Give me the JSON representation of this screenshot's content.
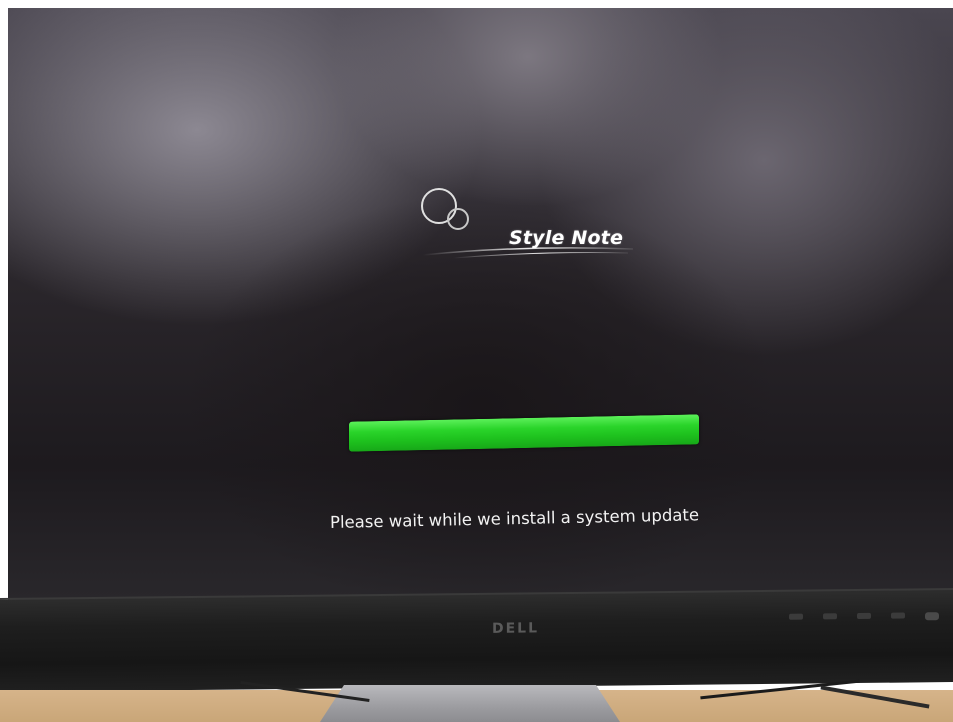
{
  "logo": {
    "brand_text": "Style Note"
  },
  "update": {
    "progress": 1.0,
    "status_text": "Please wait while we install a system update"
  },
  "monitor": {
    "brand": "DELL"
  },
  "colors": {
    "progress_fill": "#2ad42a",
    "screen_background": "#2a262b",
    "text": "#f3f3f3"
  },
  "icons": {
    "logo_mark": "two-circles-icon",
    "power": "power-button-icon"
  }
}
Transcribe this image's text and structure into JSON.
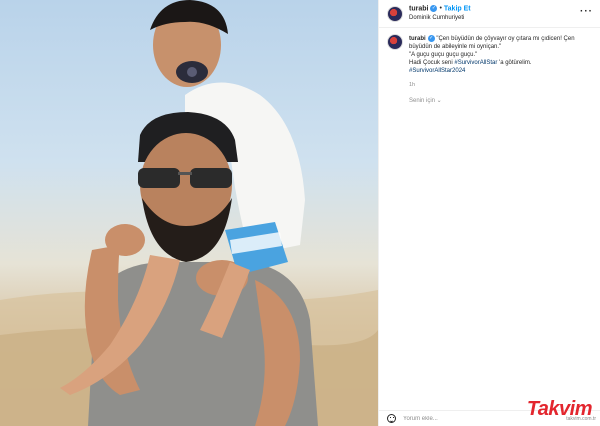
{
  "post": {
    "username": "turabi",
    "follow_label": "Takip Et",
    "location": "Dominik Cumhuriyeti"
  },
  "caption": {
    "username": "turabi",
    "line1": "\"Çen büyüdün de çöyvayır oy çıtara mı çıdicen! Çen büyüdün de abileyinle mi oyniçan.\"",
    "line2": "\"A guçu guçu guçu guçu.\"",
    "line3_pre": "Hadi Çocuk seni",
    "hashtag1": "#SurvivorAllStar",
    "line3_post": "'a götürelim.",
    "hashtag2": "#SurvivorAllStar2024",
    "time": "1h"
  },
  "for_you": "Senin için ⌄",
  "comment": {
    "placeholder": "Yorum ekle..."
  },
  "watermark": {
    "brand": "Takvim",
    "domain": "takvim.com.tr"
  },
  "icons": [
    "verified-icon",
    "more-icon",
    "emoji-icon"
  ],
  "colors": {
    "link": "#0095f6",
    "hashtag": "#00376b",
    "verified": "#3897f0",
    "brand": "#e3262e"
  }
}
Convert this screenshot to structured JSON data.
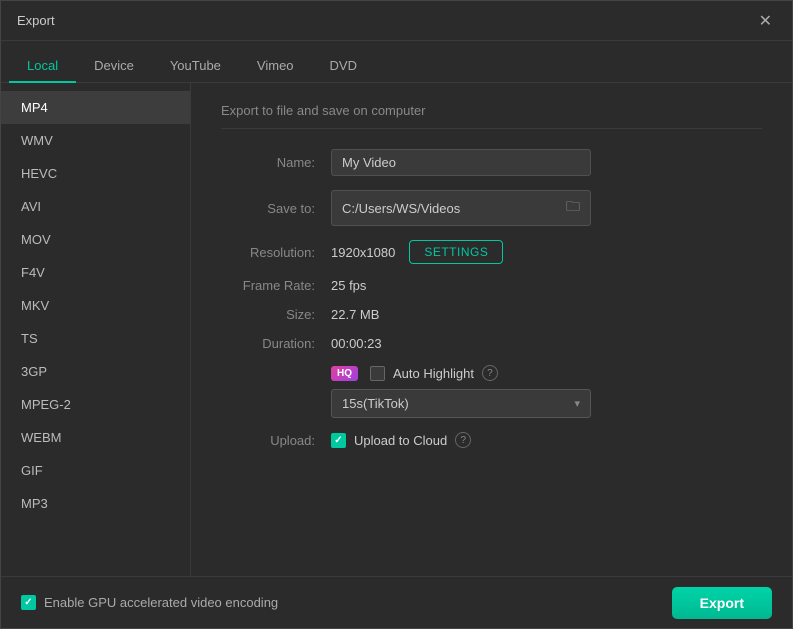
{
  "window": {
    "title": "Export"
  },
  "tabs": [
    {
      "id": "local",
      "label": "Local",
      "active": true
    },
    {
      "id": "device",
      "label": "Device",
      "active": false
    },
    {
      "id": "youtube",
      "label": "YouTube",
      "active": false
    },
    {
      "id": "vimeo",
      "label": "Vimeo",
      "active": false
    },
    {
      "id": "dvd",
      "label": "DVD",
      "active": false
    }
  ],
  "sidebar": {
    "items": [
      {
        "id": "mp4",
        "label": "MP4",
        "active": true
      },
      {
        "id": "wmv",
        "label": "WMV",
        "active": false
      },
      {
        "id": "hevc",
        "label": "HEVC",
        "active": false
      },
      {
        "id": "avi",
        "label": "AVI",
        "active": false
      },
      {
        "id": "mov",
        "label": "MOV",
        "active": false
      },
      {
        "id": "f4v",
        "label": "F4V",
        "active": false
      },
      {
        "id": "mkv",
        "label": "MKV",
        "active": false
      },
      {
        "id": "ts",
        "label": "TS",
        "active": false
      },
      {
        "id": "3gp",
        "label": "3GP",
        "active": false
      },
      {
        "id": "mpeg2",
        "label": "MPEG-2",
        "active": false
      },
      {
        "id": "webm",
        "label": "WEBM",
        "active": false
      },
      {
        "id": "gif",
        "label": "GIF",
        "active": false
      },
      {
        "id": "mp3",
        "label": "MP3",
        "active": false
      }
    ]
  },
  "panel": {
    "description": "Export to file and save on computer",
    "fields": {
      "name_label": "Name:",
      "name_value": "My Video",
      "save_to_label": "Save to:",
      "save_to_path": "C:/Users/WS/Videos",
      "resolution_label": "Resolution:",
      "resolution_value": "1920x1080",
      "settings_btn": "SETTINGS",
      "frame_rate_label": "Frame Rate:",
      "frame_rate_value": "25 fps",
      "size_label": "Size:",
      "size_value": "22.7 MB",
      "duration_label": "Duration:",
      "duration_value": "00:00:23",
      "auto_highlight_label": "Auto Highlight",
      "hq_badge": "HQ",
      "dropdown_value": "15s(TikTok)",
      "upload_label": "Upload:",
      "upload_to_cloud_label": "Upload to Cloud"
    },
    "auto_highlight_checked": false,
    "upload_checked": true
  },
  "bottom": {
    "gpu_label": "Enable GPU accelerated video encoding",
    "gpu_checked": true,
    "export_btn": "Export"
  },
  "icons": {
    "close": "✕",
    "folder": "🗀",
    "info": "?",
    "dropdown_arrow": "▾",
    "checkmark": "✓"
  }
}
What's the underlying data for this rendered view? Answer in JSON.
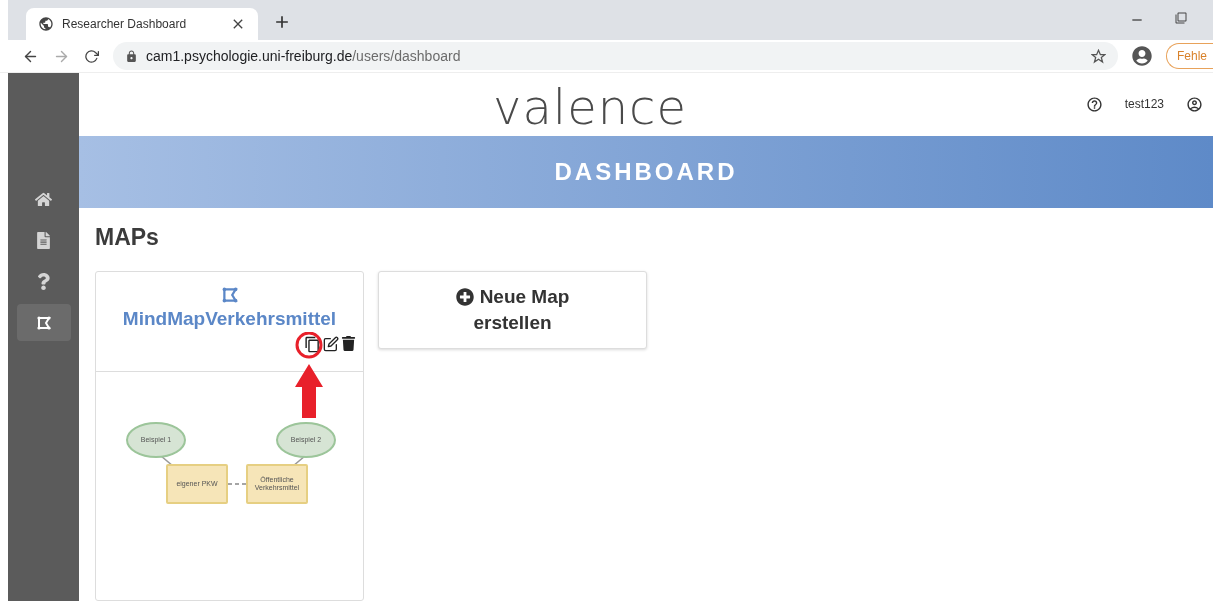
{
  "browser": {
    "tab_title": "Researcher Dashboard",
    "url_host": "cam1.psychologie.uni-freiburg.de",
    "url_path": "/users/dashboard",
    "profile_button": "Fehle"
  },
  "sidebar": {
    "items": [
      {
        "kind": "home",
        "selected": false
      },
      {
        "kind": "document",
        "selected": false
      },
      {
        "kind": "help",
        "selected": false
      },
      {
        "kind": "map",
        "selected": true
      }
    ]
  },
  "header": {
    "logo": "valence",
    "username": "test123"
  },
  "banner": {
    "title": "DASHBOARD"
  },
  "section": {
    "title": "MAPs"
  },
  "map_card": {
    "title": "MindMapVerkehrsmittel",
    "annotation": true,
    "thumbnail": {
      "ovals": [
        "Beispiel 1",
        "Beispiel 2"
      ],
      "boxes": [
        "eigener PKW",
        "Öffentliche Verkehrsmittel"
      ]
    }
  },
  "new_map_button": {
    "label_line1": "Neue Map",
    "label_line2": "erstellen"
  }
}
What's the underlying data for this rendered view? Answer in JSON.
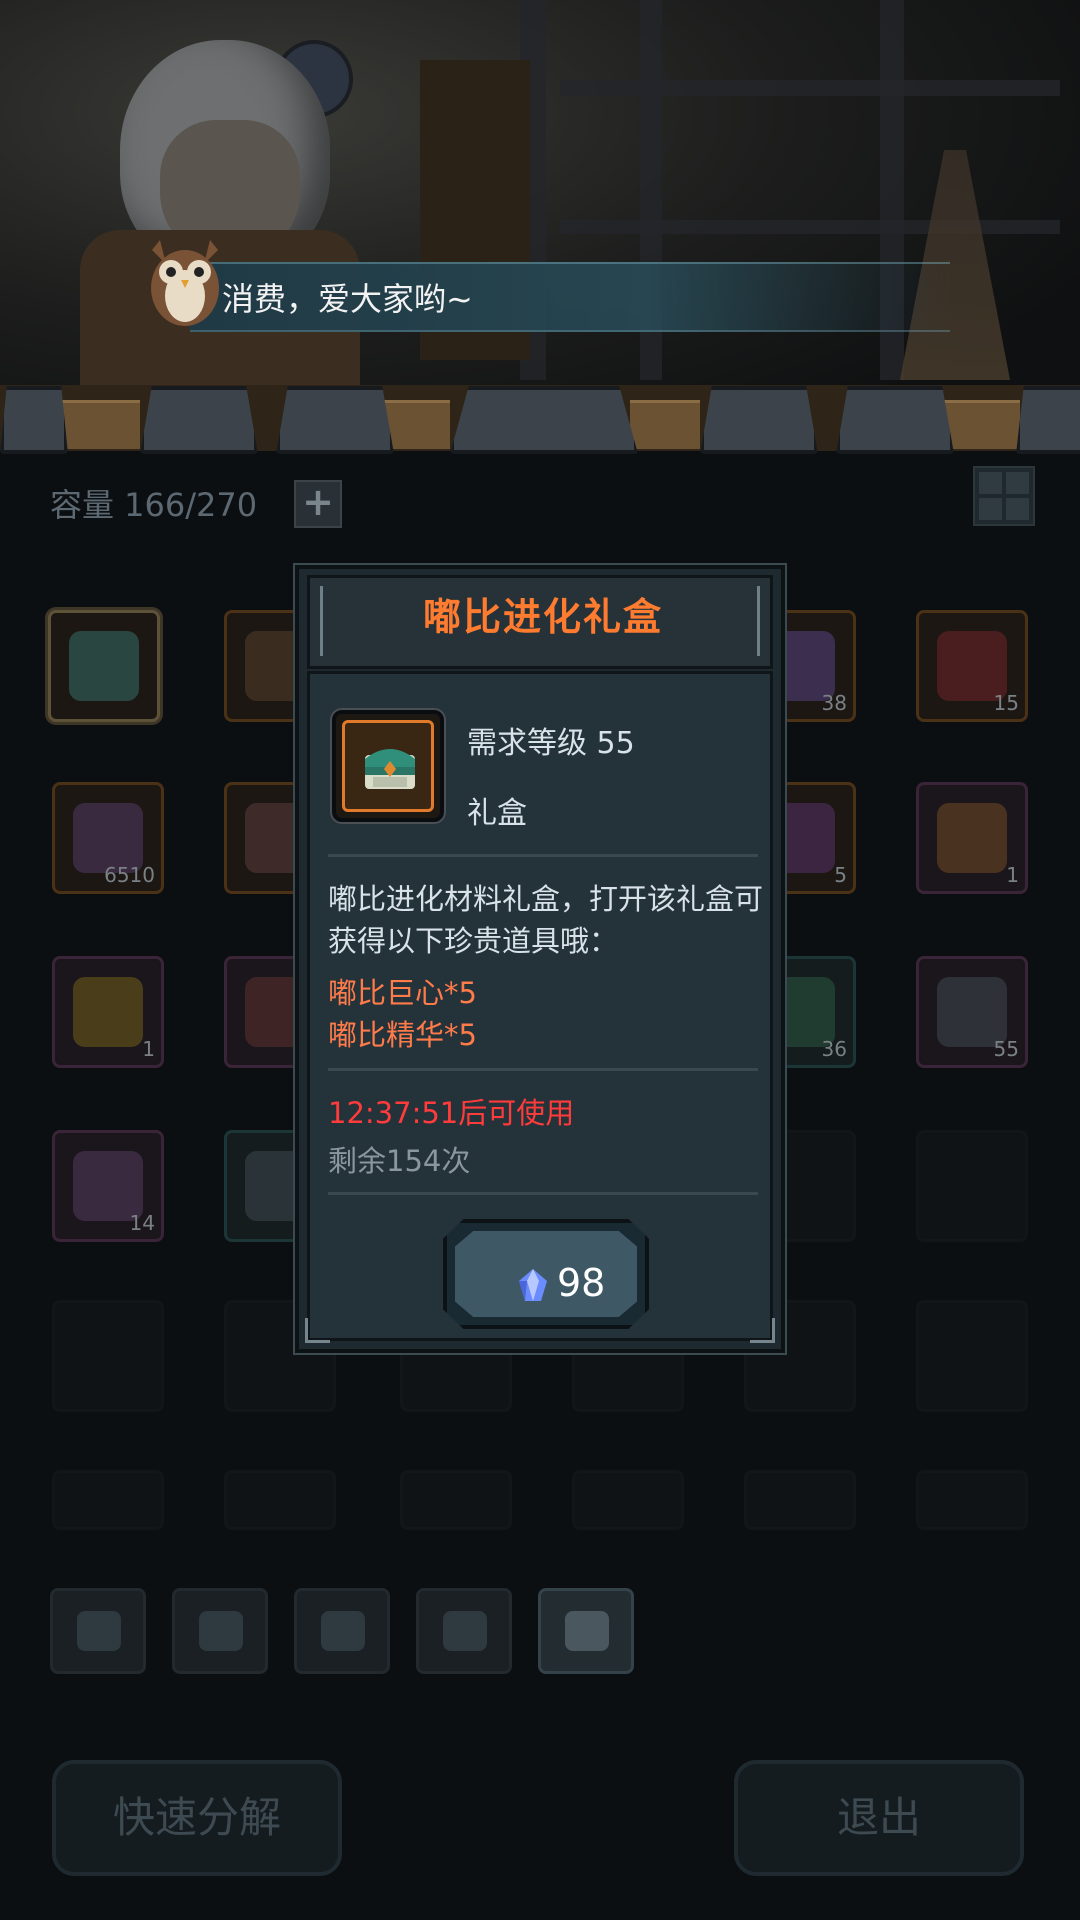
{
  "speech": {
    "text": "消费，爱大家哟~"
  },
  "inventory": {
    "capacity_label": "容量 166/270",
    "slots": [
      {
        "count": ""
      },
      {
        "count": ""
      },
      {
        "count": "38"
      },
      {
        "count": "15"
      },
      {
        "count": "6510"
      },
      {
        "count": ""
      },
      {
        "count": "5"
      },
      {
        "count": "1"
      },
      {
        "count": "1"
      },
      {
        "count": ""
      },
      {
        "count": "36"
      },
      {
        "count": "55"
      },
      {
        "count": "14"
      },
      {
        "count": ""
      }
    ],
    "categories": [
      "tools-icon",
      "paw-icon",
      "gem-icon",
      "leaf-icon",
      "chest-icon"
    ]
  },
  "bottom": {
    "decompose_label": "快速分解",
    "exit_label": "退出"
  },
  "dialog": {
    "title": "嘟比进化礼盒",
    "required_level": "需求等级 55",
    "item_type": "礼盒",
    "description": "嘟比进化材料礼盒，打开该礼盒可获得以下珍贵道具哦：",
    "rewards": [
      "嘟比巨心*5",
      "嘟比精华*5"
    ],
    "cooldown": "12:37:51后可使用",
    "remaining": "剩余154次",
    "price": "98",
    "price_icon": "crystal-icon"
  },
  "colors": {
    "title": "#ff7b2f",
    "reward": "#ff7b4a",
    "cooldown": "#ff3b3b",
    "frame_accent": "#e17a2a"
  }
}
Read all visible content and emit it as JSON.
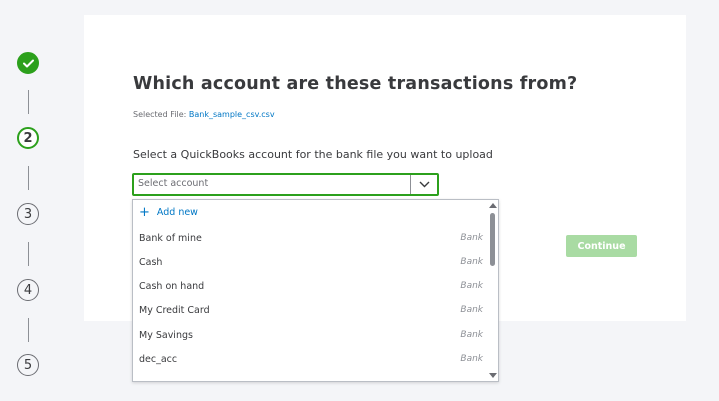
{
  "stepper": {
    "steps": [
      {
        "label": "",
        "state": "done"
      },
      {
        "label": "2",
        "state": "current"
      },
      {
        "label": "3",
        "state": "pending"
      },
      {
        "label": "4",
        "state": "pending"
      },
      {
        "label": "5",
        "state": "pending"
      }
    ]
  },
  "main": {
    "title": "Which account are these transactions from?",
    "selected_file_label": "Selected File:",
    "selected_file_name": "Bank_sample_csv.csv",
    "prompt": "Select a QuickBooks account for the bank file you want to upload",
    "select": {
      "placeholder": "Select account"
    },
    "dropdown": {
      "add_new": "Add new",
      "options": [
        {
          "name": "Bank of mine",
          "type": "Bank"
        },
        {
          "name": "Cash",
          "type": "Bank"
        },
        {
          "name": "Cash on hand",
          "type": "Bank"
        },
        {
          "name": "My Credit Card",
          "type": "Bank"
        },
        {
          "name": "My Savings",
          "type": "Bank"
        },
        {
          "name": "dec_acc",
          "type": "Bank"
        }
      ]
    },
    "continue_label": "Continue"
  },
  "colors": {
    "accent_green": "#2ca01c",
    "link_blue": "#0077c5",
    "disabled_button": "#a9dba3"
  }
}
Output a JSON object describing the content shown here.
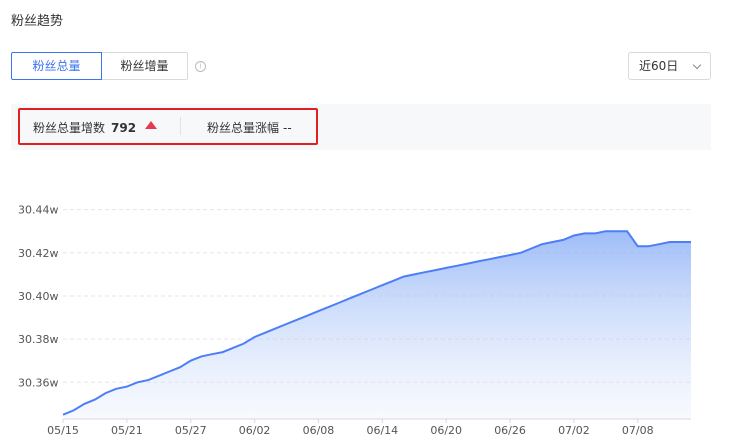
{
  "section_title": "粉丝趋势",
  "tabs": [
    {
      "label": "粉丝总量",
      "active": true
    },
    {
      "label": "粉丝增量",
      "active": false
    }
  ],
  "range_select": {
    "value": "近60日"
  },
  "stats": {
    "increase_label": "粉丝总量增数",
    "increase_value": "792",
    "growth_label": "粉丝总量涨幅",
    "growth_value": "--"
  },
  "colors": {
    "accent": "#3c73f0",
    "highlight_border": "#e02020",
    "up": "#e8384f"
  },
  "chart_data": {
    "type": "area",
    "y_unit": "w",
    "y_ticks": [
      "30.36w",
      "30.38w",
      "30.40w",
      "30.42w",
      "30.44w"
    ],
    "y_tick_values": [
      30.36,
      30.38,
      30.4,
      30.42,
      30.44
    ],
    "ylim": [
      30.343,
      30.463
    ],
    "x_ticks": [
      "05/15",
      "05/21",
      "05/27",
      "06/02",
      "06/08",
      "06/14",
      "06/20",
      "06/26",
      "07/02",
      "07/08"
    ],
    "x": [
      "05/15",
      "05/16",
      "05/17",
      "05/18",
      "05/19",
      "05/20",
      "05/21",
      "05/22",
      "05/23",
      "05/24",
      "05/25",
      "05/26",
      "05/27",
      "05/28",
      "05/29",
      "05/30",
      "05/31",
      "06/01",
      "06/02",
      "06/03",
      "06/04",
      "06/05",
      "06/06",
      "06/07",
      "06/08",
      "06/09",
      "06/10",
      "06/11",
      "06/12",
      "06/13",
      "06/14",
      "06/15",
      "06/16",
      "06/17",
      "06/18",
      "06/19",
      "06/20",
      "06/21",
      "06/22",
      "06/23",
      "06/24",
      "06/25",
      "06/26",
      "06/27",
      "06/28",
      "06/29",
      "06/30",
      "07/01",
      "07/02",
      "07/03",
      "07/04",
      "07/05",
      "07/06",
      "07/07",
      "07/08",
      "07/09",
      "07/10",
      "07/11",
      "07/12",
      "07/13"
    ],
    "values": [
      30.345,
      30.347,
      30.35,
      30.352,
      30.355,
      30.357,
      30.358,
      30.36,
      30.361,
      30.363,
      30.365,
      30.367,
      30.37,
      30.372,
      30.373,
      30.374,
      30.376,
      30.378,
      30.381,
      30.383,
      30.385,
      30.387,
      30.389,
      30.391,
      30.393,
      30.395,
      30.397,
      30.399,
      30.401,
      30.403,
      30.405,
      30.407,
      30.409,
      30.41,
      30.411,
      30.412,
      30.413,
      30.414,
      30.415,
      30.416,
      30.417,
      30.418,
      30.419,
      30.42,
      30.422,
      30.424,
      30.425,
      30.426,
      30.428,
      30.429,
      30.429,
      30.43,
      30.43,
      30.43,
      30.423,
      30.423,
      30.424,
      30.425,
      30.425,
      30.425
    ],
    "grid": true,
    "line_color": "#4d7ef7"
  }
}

▸ **Short exercise**: Scan the listing above. Collect all lines with the word "account".

▸ **Answer to the problem**:
    "title": "Which account are these transactions from?",
    "prompt": "Select a QuickBooks account for the bank file you want to upload",
      "placeholder": "Select account"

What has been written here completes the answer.